> [WHAT YOU WILL DO] Look through the listing below and work out how many of its lines hold the word "Europejskiej". Give only the number.

> [SOURCE MATERIAL]
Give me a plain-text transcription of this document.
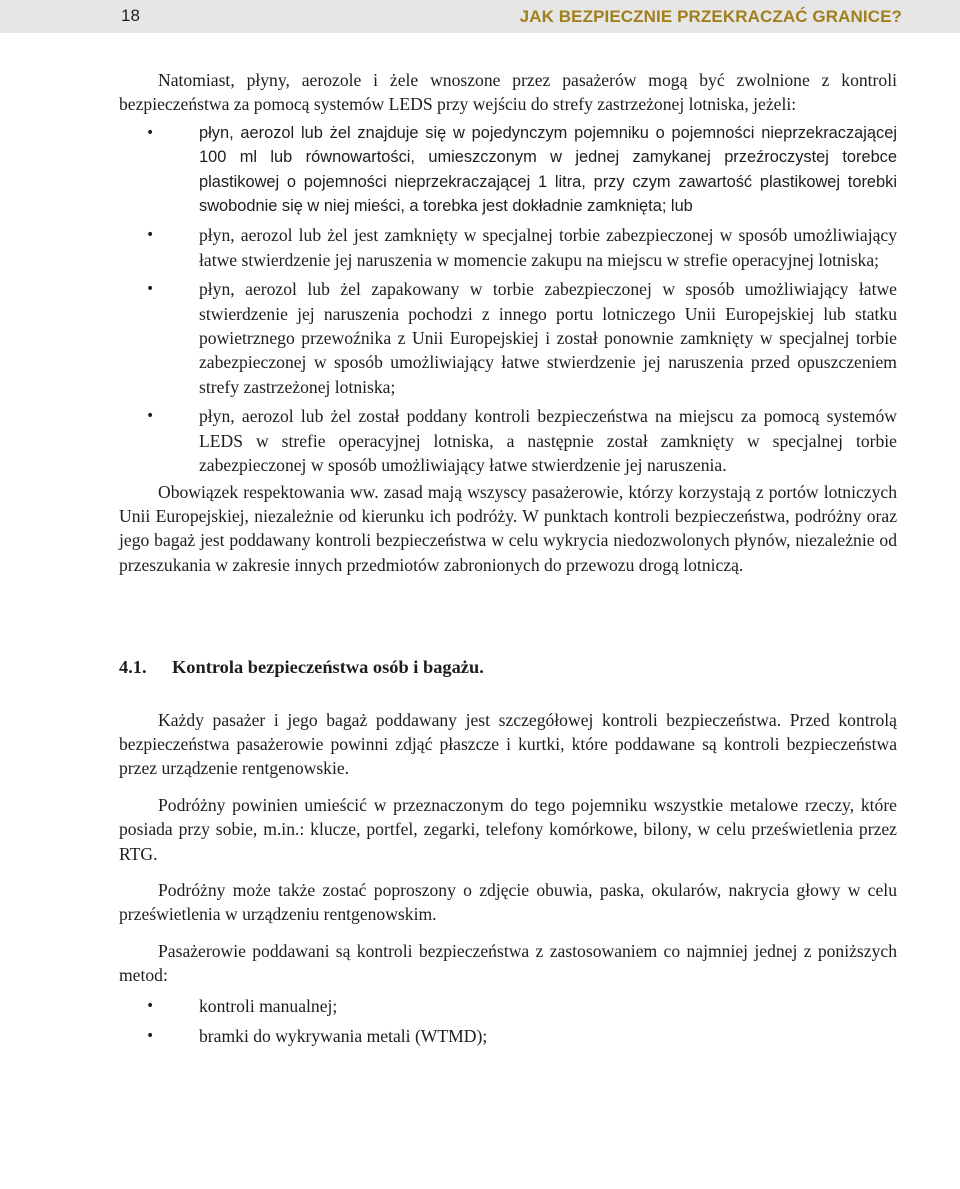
18	JAK BEZPIECZNIE PRZEKRACZAĆ GRANICE?

Natomiast, płyny, aerozole i żele wnoszone przez pasażerów mogą być zwolnione z kontroli bezpieczeństwa za pomocą systemów LEDS przy wejściu do strefy zastrzeżonej lotniska, jeżeli:

• płyn, aerozol lub żel znajduje się w pojedynczym pojemniku o pojemności nieprzekraczającej 100 ml lub równowartości, umieszczonym w jednej zamykanej przeźroczystej torebce plastikowej o pojemności nieprzekraczającej 1 litra, przy czym zawartość plastikowej torebki swobodnie się w niej mieści, a torebka jest dokładnie zamknięta; lub
• płyn, aerozol lub żel jest zamknięty w specjalnej torbie zabezpieczonej w sposób umożliwiający łatwe stwierdzenie jej naruszenia w momencie zakupu na miejscu w strefie operacyjnej lotniska;
• płyn, aerozol lub żel zapakowany w torbie zabezpieczonej w sposób umożliwiający łatwe stwierdzenie jej naruszenia pochodzi z innego portu lotniczego Unii Europejskiej lub statku powietrznego przewoźnika z Unii Europejskiej i został ponownie zamknięty w specjalnej torbie zabezpieczonej w sposób umożliwiający łatwe stwierdzenie jej naruszenia przed opuszczeniem strefy zastrzeżonej lotniska;
• płyn, aerozol lub żel został poddany kontroli bezpieczeństwa na miejscu za pomocą systemów LEDS w strefie operacyjnej lotniska, a następnie został zamknięty w specjalnej torbie zabezpieczonej w sposób umożliwiający łatwe stwierdzenie jej naruszenia.

Obowiązek respektowania ww. zasad mają wszyscy pasażerowie, którzy korzystają z portów lotniczych Unii Europejskiej, niezależnie od kierunku ich podróży. W punktach kontroli bezpieczeństwa, podróżny oraz jego bagaż jest poddawany kontroli bezpieczeństwa w celu wykrycia niedozwolonych płynów, niezależnie od przeszukania w zakresie innych przedmiotów zabronionych do przewozu drogą lotniczą.

4.1. Kontrola bezpieczeństwa osób i bagażu.

Każdy pasażer i jego bagaż poddawany jest szczegółowej kontroli bezpieczeństwa. Przed kontrolą bezpieczeństwa pasażerowie powinni zdjąć płaszcze i kurtki, które poddawane są kontroli bezpieczeństwa przez urządzenie rentgenowskie.

Podróżny powinien umieścić w przeznaczonym do tego pojemniku wszystkie metalowe rzeczy, które posiada przy sobie, m.in.: klucze, portfel, zegarki, telefony komórkowe, bilony, w celu prześwietlenia przez RTG.

Podróżny może także zostać poproszony o zdjęcie obuwia, paska, okularów, nakrycia głowy w celu prześwietlenia w urządzeniu rentgenowskim.

Pasażerowie poddawani są kontroli bezpieczeństwa z zastosowaniem co najmniej jednej z poniższych metod:

• kontroli manualnej;
• bramki do wykrywania metali (WTMD);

> [EXERCISE ANSWER] 2